Your instructions. Lift every line from the entries that includes the word "chevron".

Exercise inputs.
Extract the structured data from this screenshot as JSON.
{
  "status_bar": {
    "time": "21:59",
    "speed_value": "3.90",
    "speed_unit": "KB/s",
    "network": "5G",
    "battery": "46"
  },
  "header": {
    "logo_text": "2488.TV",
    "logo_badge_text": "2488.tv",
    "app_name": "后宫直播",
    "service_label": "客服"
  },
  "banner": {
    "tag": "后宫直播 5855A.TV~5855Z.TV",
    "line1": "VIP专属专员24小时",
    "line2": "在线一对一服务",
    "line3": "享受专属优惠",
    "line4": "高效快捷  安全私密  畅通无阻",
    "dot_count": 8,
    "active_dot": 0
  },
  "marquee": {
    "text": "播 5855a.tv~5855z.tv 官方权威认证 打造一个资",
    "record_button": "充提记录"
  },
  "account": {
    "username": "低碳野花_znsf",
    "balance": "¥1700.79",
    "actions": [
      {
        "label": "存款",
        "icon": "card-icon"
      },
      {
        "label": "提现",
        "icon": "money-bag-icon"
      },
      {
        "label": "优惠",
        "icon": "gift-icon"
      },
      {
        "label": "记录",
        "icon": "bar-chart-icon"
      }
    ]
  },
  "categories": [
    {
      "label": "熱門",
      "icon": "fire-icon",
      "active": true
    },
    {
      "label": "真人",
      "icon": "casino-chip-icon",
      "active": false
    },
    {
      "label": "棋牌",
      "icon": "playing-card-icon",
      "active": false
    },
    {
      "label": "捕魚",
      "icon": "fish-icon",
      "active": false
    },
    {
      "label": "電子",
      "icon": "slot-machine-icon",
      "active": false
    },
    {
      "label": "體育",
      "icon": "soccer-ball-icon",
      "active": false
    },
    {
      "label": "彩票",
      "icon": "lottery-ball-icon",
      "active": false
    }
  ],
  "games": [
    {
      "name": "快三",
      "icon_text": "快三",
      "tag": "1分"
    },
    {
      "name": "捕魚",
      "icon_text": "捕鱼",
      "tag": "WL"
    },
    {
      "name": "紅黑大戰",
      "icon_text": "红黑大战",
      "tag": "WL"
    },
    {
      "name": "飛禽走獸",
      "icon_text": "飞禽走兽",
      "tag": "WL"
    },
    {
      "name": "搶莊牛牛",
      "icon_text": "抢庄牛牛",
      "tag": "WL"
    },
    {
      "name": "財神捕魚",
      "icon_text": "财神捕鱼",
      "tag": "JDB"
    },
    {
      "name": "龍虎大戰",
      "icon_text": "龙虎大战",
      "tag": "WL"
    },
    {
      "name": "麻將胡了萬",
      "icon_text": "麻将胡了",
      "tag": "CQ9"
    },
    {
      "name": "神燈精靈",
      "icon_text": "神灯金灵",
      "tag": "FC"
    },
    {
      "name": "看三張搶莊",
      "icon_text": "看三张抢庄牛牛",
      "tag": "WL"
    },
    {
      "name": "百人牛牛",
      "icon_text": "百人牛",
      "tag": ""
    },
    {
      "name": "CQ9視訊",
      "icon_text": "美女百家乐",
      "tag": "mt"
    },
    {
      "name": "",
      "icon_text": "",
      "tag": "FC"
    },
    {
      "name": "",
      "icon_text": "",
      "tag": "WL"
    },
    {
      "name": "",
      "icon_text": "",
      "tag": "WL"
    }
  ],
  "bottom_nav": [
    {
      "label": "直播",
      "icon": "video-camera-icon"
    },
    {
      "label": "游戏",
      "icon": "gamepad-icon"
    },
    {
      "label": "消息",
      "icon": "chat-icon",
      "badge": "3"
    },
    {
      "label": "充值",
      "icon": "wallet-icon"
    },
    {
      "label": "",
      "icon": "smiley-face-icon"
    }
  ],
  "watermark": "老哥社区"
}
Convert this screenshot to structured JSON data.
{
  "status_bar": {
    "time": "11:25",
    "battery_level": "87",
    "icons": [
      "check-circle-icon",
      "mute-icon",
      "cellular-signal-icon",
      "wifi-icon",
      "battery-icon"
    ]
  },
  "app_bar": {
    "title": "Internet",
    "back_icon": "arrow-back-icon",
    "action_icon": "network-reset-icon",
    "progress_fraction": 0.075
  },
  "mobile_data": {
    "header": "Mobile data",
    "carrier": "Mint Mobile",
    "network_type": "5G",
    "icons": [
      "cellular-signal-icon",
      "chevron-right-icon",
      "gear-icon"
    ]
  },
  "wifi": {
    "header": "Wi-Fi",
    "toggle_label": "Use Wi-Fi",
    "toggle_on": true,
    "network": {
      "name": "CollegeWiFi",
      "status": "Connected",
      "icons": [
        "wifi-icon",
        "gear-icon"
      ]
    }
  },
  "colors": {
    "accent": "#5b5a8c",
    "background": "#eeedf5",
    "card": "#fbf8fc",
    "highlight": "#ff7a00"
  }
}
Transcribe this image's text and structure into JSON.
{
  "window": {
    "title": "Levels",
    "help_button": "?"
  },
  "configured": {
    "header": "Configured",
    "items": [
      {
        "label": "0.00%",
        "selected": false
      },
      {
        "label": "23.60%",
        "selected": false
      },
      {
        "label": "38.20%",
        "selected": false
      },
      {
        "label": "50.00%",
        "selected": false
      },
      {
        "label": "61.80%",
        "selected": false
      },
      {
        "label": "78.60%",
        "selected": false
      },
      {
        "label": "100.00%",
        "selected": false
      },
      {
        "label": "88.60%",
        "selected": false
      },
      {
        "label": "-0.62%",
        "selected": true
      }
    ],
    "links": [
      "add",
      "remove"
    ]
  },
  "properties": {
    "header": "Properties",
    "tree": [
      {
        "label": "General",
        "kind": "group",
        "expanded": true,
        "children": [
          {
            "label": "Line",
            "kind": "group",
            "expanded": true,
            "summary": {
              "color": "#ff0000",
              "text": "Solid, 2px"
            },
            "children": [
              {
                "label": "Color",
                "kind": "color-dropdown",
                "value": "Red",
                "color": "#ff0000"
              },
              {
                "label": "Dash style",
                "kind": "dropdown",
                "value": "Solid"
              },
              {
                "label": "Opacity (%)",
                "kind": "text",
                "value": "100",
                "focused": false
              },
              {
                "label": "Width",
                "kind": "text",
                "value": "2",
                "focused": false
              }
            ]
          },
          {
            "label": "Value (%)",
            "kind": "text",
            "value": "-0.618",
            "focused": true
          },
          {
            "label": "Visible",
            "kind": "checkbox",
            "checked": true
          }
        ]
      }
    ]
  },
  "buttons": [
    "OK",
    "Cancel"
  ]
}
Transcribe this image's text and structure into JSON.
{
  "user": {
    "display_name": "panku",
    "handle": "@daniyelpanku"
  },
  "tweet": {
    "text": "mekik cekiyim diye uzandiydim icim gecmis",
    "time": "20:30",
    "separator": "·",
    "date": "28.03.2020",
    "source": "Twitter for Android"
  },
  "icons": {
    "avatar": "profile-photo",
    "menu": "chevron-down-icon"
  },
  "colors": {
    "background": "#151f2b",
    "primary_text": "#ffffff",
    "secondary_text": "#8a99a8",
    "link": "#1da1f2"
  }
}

Exercise response.
      "chevron-right-icon",
    "menu": "chevron-down-icon"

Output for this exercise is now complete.